** START OF SUPPLIED MATERIAL **
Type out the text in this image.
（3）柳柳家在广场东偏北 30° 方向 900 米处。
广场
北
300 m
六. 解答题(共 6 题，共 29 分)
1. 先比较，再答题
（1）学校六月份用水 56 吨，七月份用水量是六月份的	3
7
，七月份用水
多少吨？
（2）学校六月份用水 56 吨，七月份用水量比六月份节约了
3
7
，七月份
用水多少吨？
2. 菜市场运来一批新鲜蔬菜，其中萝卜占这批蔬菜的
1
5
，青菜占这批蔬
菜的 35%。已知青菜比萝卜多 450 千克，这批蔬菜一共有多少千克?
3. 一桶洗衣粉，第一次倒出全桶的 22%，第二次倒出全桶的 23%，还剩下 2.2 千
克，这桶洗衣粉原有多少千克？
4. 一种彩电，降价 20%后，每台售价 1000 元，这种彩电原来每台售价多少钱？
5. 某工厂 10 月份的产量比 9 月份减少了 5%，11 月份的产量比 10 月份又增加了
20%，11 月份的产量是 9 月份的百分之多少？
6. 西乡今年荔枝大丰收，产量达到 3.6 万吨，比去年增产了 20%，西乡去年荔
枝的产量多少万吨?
** END OF SUPPLIED MATERIAL **
- _WHAT TO PRODUCE_
Each entry is to be returned in full, character for character.

- _RESULT OF THE EXERCISE_
Type out the text in this image.
（3）柳柳家在广场东偏北 30° 方向 900 米处。
广场
北
300 m
六. 解答题(共 6 题，共 29 分)
1. 先比较，再答题
（1）学校六月份用水 56 吨，七月份用水量是六月份的	3
7
，七月份用水
多少吨？
（2）学校六月份用水 56 吨，七月份用水量比六月份节约了
3
7
，七月份
用水多少吨？
2. 菜市场运来一批新鲜蔬菜，其中萝卜占这批蔬菜的
1
5
，青菜占这批蔬
菜的 35%。已知青菜比萝卜多 450 千克，这批蔬菜一共有多少千克?
3. 一桶洗衣粉，第一次倒出全桶的 22%，第二次倒出全桶的 23%，还剩下 2.2 千
克，这桶洗衣粉原有多少千克？
4. 一种彩电，降价 20%后，每台售价 1000 元，这种彩电原来每台售价多少钱？
5. 某工厂 10 月份的产量比 9 月份减少了 5%，11 月份的产量比 10 月份又增加了
20%，11 月份的产量是 9 月份的百分之多少？
6. 西乡今年荔枝大丰收，产量达到 3.6 万吨，比去年增产了 20%，西乡去年荔
枝的产量多少万吨?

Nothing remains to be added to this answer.